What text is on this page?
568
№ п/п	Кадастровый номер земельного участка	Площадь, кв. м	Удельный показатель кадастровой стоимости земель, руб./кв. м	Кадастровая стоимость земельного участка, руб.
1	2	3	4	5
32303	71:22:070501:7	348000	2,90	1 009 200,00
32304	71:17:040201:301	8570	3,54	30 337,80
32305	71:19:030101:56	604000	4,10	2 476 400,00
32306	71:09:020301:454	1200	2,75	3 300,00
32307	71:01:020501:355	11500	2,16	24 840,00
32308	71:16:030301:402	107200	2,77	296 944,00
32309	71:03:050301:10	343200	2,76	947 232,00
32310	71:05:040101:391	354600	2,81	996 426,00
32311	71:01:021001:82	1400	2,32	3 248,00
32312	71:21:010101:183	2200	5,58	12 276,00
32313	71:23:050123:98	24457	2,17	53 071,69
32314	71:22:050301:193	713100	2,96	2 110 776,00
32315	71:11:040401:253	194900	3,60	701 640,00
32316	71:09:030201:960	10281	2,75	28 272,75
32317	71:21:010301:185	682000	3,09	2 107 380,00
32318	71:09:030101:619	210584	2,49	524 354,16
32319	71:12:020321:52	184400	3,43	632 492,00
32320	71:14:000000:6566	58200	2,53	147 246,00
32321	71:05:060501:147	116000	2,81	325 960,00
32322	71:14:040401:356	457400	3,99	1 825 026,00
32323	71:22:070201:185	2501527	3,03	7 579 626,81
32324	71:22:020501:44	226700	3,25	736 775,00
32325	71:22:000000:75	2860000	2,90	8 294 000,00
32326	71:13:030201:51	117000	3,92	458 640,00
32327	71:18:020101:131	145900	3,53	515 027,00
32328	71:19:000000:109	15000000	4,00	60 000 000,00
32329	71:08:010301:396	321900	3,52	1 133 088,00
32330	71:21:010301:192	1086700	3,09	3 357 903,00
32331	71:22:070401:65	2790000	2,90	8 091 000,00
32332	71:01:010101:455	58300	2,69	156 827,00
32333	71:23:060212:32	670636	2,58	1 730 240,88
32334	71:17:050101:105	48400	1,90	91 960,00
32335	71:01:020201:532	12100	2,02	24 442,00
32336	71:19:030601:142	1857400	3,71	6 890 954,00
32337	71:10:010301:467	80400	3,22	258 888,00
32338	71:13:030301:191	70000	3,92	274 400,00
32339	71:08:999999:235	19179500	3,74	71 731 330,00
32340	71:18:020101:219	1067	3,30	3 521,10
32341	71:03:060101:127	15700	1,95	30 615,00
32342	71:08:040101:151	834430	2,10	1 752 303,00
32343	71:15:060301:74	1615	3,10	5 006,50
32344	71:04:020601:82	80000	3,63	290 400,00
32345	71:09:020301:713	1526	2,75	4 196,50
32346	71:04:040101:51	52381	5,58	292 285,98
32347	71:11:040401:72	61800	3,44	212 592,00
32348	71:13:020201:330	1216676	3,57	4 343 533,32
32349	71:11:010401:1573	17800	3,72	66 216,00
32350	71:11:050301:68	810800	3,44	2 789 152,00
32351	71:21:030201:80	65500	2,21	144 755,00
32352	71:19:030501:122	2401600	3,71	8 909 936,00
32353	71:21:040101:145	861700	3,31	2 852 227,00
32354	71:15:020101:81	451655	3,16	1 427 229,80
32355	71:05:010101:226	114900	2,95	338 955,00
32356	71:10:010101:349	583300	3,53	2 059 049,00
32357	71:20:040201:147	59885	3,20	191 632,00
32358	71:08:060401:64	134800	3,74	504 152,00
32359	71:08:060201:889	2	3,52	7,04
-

++++

Above are the records; retype every one exactly.

- _Solution for this problem_:
What text is on this page?
568
№ п/п	Кадастровый номер земельного участка	Площадь, кв. м	Удельный показатель кадастровой стоимости земель, руб./кв. м	Кадастровая стоимость земельного участка, руб.
1	2	3	4	5
32303	71:22:070501:7	348000	2,90	1 009 200,00
32304	71:17:040201:301	8570	3,54	30 337,80
32305	71:19:030101:56	604000	4,10	2 476 400,00
32306	71:09:020301:454	1200	2,75	3 300,00
32307	71:01:020501:355	11500	2,16	24 840,00
32308	71:16:030301:402	107200	2,77	296 944,00
32309	71:03:050301:10	343200	2,76	947 232,00
32310	71:05:040101:391	354600	2,81	996 426,00
32311	71:01:021001:82	1400	2,32	3 248,00
32312	71:21:010101:183	2200	5,58	12 276,00
32313	71:23:050123:98	24457	2,17	53 071,69
32314	71:22:050301:193	713100	2,96	2 110 776,00
32315	71:11:040401:253	194900	3,60	701 640,00
32316	71:09:030201:960	10281	2,75	28 272,75
32317	71:21:010301:185	682000	3,09	2 107 380,00
32318	71:09:030101:619	210584	2,49	524 354,16
32319	71:12:020321:52	184400	3,43	632 492,00
32320	71:14:000000:6566	58200	2,53	147 246,00
32321	71:05:060501:147	116000	2,81	325 960,00
32322	71:14:040401:356	457400	3,99	1 825 026,00
32323	71:22:070201:185	2501527	3,03	7 579 626,81
32324	71:22:020501:44	226700	3,25	736 775,00
32325	71:22:000000:75	2860000	2,90	8 294 000,00
32326	71:13:030201:51	117000	3,92	458 640,00
32327	71:18:020101:131	145900	3,53	515 027,00
32328	71:19:000000:109	15000000	4,00	60 000 000,00
32329	71:08:010301:396	321900	3,52	1 133 088,00
32330	71:21:010301:192	1086700	3,09	3 357 903,00
32331	71:22:070401:65	2790000	2,90	8 091 000,00
32332	71:01:010101:455	58300	2,69	156 827,00
32333	71:23:060212:32	670636	2,58	1 730 240,88
32334	71:17:050101:105	48400	1,90	91 960,00
32335	71:01:020201:532	12100	2,02	24 442,00
32336	71:19:030601:142	1857400	3,71	6 890 954,00
32337	71:10:010301:467	80400	3,22	258 888,00
32338	71:13:030301:191	70000	3,92	274 400,00
32339	71:08:999999:235	19179500	3,74	71 731 330,00
32340	71:18:020101:219	1067	3,30	3 521,10
32341	71:03:060101:127	15700	1,95	30 615,00
32342	71:08:040101:151	834430	2,10	1 752 303,00
32343	71:15:060301:74	1615	3,10	5 006,50
32344	71:04:020601:82	80000	3,63	290 400,00
32345	71:09:020301:713	1526	2,75	4 196,50
32346	71:04:040101:51	52381	5,58	292 285,98
32347	71:11:040401:72	61800	3,44	212 592,00
32348	71:13:020201:330	1216676	3,57	4 343 533,32
32349	71:11:010401:1573	17800	3,72	66 216,00
32350	71:11:050301:68	810800	3,44	2 789 152,00
32351	71:21:030201:80	65500	2,21	144 755,00
32352	71:19:030501:122	2401600	3,71	8 909 936,00
32353	71:21:040101:145	861700	3,31	2 852 227,00
32354	71:15:020101:81	451655	3,16	1 427 229,80
32355	71:05:010101:226	114900	2,95	338 955,00
32356	71:10:010101:349	583300	3,53	2 059 049,00
32357	71:20:040201:147	59885	3,20	191 632,00
32358	71:08:060401:64	134800	3,74	504 152,00
32359	71:08:060201:889	2	3,52	7,04
-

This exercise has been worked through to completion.